Collected data

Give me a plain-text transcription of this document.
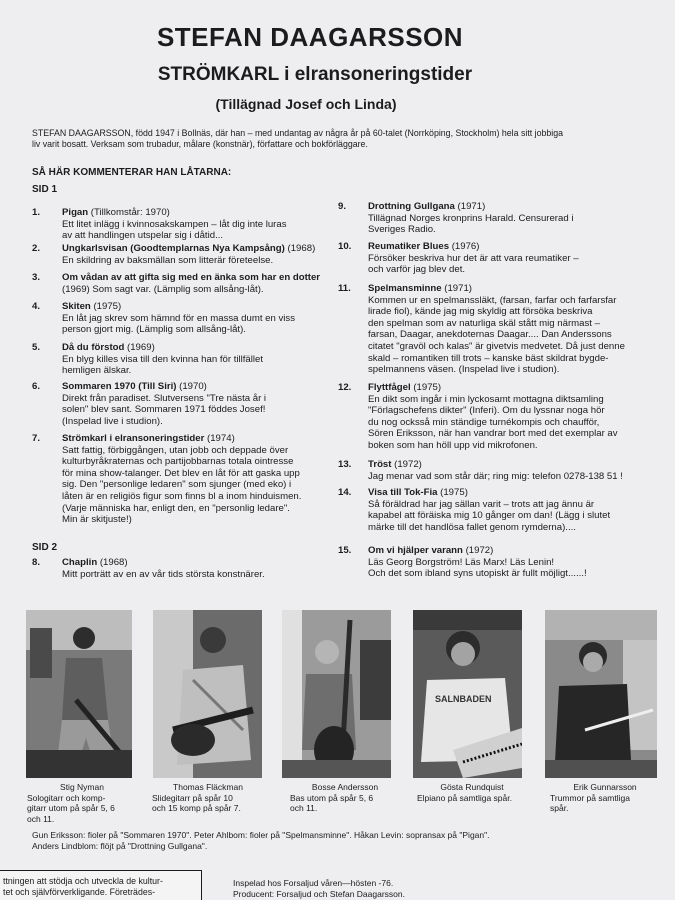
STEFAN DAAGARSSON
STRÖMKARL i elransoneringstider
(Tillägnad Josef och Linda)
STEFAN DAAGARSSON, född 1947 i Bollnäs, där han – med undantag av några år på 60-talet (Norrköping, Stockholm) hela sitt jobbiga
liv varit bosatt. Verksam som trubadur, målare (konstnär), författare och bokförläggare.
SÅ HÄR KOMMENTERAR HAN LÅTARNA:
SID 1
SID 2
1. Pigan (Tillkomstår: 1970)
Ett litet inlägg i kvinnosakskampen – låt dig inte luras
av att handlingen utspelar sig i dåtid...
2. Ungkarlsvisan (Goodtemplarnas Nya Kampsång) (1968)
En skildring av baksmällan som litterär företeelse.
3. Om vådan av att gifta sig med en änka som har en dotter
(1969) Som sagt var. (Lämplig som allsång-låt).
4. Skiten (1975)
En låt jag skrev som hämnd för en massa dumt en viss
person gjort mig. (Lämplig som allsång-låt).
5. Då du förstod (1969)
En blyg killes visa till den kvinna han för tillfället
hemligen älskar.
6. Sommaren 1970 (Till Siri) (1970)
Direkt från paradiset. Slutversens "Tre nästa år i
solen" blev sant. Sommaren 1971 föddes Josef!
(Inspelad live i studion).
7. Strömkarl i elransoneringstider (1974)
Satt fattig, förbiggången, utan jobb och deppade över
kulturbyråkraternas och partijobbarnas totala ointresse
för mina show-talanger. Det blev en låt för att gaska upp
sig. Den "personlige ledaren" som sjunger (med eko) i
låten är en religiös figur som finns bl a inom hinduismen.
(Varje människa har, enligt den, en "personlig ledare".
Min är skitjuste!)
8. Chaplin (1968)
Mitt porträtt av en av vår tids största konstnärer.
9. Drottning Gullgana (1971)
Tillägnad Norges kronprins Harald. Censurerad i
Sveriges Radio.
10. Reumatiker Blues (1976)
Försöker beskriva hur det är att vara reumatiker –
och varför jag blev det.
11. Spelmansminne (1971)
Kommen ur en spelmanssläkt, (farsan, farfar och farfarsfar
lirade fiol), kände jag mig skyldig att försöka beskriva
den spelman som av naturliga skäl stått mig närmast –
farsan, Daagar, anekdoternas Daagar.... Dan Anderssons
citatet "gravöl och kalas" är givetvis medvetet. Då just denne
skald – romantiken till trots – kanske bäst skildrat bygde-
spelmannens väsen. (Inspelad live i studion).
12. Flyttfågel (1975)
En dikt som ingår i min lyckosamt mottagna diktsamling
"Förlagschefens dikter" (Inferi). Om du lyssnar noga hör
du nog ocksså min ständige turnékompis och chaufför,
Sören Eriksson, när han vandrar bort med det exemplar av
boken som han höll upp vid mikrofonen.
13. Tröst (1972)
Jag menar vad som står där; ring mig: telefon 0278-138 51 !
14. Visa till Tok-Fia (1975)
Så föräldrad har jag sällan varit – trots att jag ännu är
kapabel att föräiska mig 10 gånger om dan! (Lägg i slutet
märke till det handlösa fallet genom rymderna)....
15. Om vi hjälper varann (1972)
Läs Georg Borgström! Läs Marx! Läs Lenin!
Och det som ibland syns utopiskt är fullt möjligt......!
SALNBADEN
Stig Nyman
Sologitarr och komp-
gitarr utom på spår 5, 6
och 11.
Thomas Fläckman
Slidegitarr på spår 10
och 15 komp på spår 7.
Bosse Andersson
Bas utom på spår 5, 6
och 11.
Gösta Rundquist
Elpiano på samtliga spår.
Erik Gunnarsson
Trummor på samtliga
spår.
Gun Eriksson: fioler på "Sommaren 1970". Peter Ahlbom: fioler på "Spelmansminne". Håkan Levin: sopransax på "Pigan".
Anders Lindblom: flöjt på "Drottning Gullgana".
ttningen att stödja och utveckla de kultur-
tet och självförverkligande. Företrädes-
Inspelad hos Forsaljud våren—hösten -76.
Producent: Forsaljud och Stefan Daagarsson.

WORK TASK ::
Could you find each line in the entries that contains the string "studion" and copy it?

EXERCISE OUTPUT ::
(Inspelad live i studion).
spelmannens väsen. (Inspelad live i studion).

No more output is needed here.